TRECHO DO TEXTO:
-- -- --
Bermann – O que eu tenho chamado de "Síndrome do Blecaute" conduz à legitimação de empreendimentos absolutamente inconsistentes. Belo Monte, como foi provado pelo conjunto de cientistas que se debruçaram sobre o tema (painel dos especialistas), é uma obra absolutamente indesejável sob o ponto de vista econômico, financeiro e técnico. Isso sem falar nos aspectos social e ambiental. Mas se dissemina uma ideia do caos e, hoje, há 77 projetos de usinas hidrelétricas somente na Amazônia que utilizam a "Síndrome do Blecaute" para se viabilizarem. O fato de hoje o aquecimento global dominar a mídia e o senso comum, assim como a própria academia, ajuda a mostrar a hidroeletricidade como uma grande maravilha, independentemente do lugar em que a usina vai ser construída e dos impactos que ela vai causar. Mas o que é preciso compreender e questionar? Hoje, seis setores industriais consomem 30% da energia elétrica produzida no país. Dois deles são mais vinculados ao mercado doméstico, que é o cimento e a indústria química. Mas os outros quatro têm uma parte considerável da produção para exportação: aço, alumínio primário, ferroligas e celulose.

- As chamadas indústrias eletrointensivas...

Bermann – Isso. Eu não estou defendendo que devemos fechar as indústrias eletrointensivas, que demandam uma enorme quantidade de energia elétrica a um custo ambiental altíssimo. Mas acho absolutamente indesejável que a produção de alumínio dobre nos próximos 10 anos, que a produção de aço triplique nos próximos 10 anos, que a produção de celulose seja multiplicada por três nos próximos 10 anos. E é isso que está sendo previsto oficialmente.
-- -- --
REGISTROS FORNECIDOS:

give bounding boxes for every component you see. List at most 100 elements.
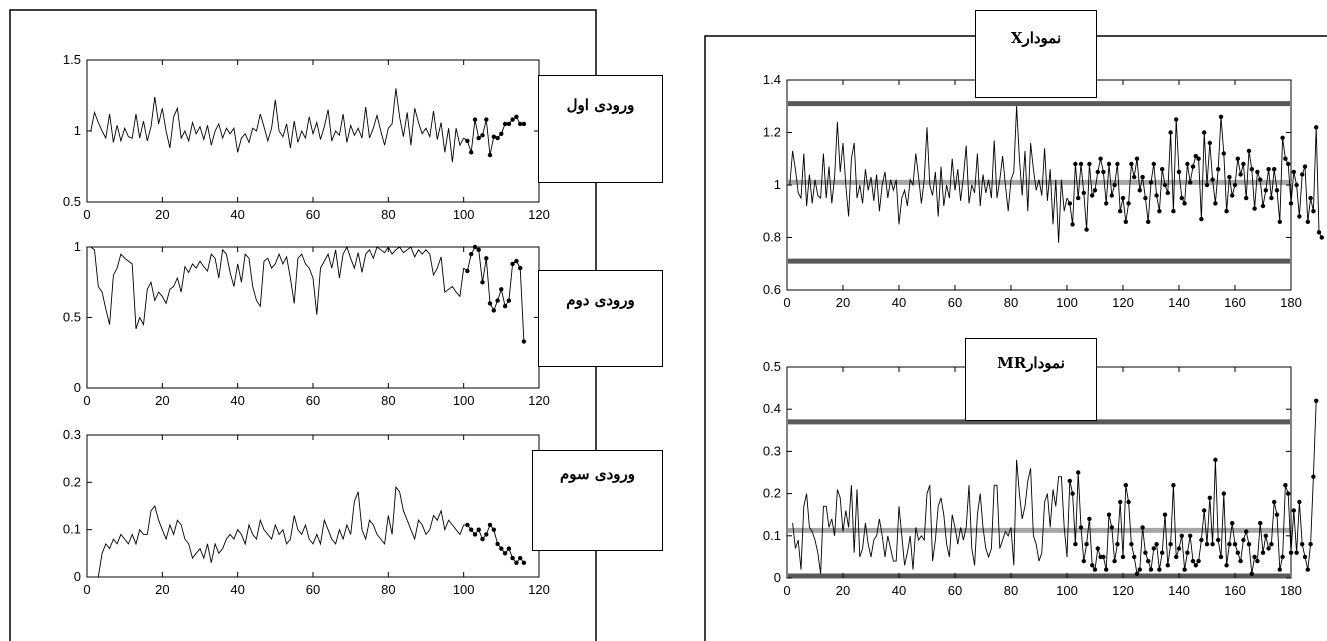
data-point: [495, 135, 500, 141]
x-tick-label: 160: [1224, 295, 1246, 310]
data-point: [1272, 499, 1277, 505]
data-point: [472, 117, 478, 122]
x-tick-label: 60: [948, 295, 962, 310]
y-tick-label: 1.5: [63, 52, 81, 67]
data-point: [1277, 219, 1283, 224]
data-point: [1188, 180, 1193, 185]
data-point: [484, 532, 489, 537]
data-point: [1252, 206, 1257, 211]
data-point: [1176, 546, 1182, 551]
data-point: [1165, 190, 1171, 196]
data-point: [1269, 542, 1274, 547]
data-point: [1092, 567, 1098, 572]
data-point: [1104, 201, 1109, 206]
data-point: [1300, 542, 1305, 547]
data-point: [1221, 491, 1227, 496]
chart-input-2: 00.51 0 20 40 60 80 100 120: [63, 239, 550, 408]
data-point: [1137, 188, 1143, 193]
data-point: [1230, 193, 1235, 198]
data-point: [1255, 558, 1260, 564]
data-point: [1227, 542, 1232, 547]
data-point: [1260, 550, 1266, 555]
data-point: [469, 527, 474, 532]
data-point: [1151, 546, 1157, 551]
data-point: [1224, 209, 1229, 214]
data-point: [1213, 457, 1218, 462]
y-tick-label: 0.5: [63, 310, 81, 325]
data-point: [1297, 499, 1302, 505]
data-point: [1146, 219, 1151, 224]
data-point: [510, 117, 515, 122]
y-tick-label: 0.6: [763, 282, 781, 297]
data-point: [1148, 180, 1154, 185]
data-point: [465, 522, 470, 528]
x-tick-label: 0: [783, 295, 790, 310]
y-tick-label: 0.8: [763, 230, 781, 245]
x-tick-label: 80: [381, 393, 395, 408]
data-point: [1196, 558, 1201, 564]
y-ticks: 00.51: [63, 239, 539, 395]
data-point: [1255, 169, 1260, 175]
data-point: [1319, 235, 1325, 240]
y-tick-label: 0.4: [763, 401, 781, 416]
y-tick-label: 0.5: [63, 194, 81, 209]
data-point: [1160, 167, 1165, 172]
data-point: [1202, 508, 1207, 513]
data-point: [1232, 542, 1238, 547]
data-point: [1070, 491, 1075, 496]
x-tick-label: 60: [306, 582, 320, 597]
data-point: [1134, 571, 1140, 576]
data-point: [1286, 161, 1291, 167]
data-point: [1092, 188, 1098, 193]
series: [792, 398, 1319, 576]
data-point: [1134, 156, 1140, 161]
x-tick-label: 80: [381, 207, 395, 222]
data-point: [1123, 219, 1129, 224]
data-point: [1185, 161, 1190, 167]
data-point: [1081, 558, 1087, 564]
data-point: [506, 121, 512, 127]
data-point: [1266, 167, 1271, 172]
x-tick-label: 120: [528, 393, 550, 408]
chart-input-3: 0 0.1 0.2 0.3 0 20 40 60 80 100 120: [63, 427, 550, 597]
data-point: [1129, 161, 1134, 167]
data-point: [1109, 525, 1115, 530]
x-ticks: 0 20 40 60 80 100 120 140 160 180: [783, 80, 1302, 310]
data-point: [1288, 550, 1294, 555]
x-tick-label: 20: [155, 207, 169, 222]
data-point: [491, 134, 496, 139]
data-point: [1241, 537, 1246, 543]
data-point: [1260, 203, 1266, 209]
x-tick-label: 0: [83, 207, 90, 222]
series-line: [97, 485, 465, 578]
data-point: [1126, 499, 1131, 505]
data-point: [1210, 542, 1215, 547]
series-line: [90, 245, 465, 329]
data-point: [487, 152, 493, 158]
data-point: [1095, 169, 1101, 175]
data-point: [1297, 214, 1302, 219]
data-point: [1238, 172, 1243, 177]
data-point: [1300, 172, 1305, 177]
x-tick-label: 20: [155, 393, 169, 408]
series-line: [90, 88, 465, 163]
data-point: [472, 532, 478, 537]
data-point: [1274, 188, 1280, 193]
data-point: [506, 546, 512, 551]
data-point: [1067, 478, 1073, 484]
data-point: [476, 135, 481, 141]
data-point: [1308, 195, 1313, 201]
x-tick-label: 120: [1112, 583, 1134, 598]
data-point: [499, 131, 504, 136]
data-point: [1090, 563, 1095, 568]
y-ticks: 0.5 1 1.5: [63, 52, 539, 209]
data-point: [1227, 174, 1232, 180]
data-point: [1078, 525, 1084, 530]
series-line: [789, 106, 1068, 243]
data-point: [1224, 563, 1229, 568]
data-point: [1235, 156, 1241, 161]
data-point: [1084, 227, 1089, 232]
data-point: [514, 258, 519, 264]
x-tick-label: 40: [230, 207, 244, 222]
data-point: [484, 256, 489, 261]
-- -- --
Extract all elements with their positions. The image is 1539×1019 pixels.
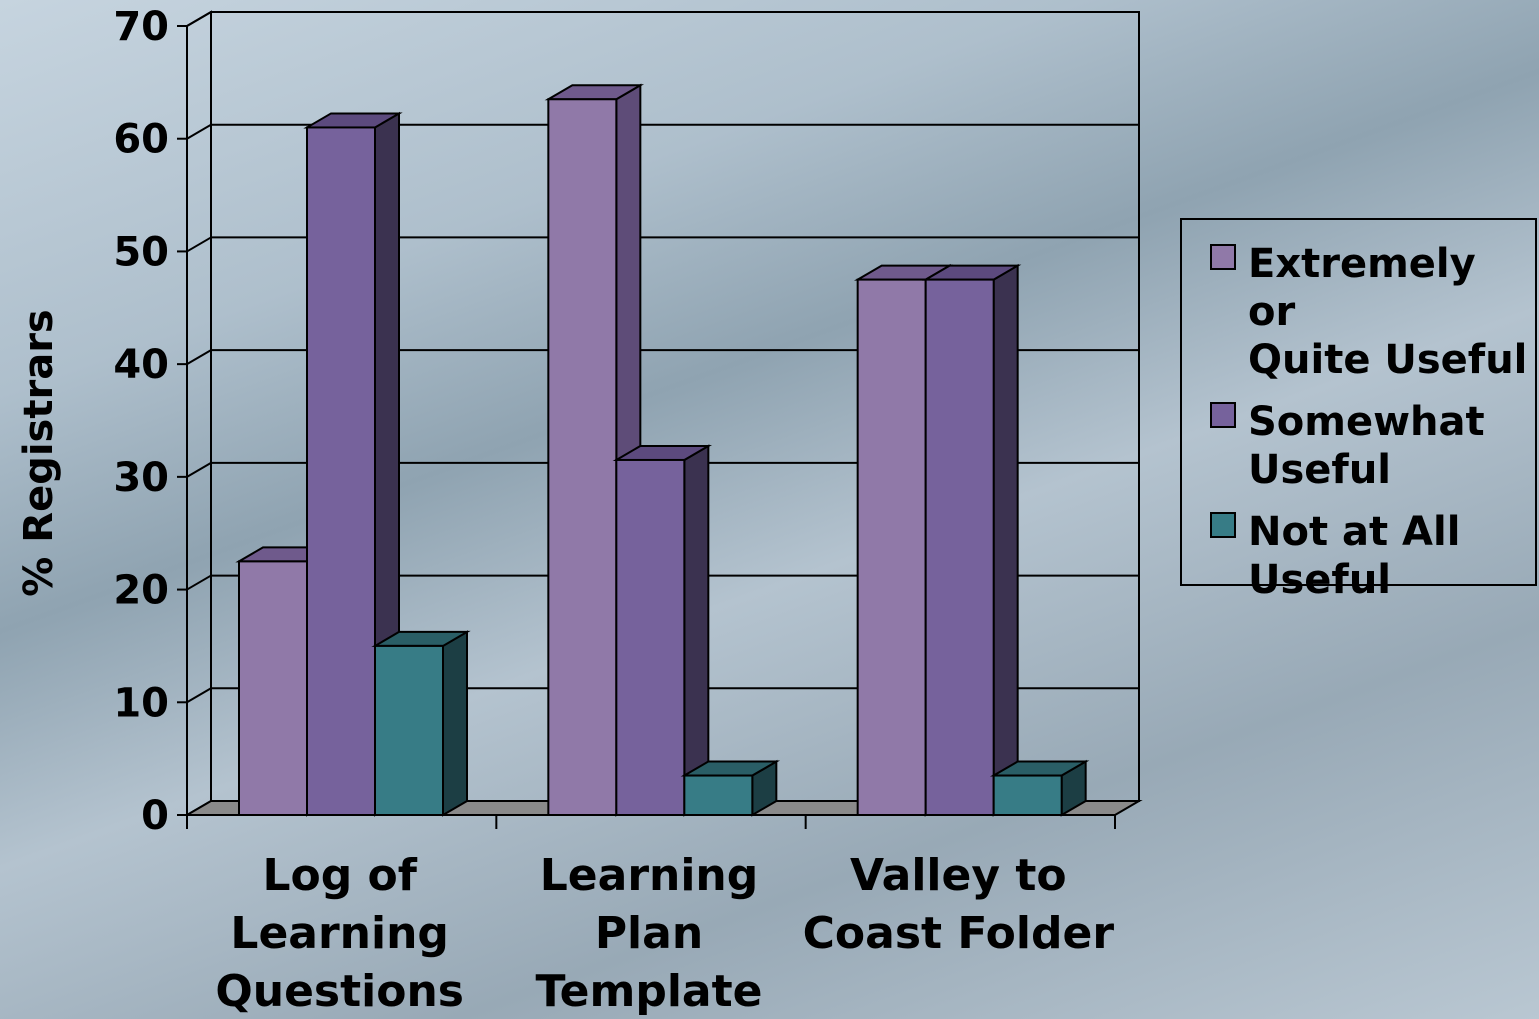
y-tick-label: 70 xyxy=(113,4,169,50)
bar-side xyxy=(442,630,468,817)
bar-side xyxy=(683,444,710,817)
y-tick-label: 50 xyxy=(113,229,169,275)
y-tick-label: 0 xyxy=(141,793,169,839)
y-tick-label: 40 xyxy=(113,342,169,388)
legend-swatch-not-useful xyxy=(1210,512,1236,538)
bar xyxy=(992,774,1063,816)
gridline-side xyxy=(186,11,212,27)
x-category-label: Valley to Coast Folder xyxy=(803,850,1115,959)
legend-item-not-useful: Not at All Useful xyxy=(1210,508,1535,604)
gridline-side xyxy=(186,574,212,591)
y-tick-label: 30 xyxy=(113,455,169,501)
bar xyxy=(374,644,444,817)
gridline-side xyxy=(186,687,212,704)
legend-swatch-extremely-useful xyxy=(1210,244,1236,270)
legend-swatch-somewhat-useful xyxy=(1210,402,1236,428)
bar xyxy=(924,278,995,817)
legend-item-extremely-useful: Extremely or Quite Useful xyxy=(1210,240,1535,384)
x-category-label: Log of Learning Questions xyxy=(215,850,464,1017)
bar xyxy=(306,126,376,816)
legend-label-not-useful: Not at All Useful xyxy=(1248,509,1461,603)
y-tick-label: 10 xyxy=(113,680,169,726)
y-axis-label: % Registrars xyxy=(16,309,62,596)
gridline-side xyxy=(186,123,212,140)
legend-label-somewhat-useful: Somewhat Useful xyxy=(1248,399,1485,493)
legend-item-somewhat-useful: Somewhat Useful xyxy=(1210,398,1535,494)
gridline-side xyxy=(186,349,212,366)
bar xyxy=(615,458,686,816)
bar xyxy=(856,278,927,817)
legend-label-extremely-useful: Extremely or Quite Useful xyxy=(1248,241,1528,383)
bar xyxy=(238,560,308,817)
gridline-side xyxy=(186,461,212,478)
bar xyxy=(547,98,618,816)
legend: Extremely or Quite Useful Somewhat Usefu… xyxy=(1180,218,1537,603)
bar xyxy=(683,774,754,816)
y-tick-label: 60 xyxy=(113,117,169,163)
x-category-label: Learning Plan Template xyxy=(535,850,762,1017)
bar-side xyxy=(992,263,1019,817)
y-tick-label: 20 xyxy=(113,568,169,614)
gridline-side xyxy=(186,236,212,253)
-- -- --
OBJETIVOS:
**A.** Segundo o trecho sobre hidrelétricas, quantos projetos de usinas hidrelétricas existem somente na Amazônia?
**B.** No trecho sobre hidrelétricas, reescreva a passagem que vai de "Bermann – Isso." até "sendo previsto oficialmente.", trocando "aço" por "cobre".
Os registros constituem um material à parte.

RESPOSTAS:
**A.** São 77 projetos de usinas hidrelétricas.

**B.**
Bermann – Isso. Eu não estou defendendo que devemos fechar as indústrias eletrointensivas, que demandam uma enorme quantidade de energia elétrica a um custo ambiental altíssimo. Mas acho absolutamente indesejável que a produção de alumínio dobre nos próximos 10 anos, que a produção de cobre triplique nos próximos 10 anos, que a produção de celulose seja multiplicada por três nos próximos 10 anos. E é isso que está sendo previsto oficialmente.